Given request:
Pictures do not belong in the copy, so please give every entry below again exactly.

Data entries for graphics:
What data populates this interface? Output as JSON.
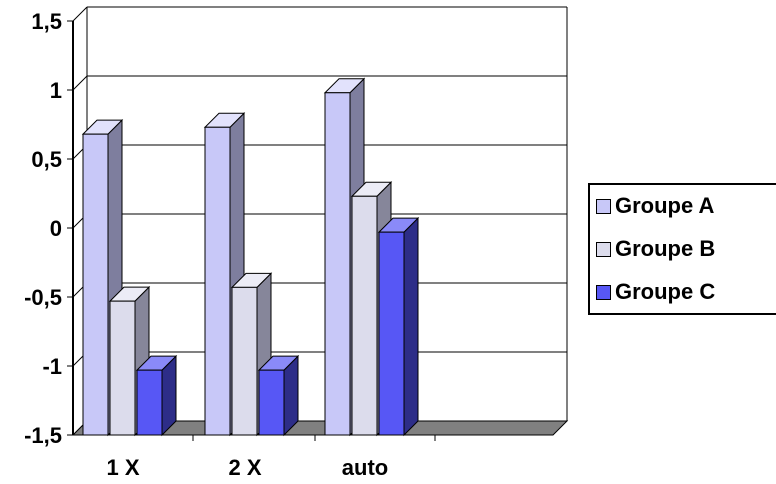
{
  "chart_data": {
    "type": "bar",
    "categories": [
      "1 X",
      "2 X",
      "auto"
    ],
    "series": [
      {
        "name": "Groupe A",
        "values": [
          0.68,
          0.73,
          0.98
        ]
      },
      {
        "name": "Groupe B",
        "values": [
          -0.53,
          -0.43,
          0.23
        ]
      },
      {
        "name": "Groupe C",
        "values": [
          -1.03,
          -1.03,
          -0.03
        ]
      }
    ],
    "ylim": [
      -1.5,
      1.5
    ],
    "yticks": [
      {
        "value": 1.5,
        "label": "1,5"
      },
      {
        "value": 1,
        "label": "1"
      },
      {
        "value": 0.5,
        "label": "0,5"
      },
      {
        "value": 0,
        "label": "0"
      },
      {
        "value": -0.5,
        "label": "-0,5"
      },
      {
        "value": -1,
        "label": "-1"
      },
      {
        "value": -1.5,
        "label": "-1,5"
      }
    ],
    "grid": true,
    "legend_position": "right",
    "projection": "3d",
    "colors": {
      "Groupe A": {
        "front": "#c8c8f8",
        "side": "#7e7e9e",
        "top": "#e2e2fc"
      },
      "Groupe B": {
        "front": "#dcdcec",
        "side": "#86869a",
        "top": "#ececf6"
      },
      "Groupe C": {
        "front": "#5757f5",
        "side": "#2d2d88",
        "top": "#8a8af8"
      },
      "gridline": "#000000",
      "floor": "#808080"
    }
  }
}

The completed task:
What data populates this interface? Output as JSON.
{
  "chart_data": {
    "type": "bar",
    "categories": [
      "1 X",
      "2 X",
      "auto"
    ],
    "series": [
      {
        "name": "Groupe A",
        "values": [
          0.68,
          0.73,
          0.98
        ]
      },
      {
        "name": "Groupe B",
        "values": [
          -0.53,
          -0.43,
          0.23
        ]
      },
      {
        "name": "Groupe C",
        "values": [
          -1.03,
          -1.03,
          -0.03
        ]
      }
    ],
    "ylim": [
      -1.5,
      1.5
    ],
    "yticks": [
      {
        "value": 1.5,
        "label": "1,5"
      },
      {
        "value": 1,
        "label": "1"
      },
      {
        "value": 0.5,
        "label": "0,5"
      },
      {
        "value": 0,
        "label": "0"
      },
      {
        "value": -0.5,
        "label": "-0,5"
      },
      {
        "value": -1,
        "label": "-1"
      },
      {
        "value": -1.5,
        "label": "-1,5"
      }
    ],
    "grid": true,
    "legend_position": "right",
    "projection": "3d",
    "colors": {
      "Groupe A": {
        "front": "#c8c8f8",
        "side": "#7e7e9e",
        "top": "#e2e2fc"
      },
      "Groupe B": {
        "front": "#dcdcec",
        "side": "#86869a",
        "top": "#ececf6"
      },
      "Groupe C": {
        "front": "#5757f5",
        "side": "#2d2d88",
        "top": "#8a8af8"
      },
      "gridline": "#000000",
      "floor": "#808080"
    }
  }
}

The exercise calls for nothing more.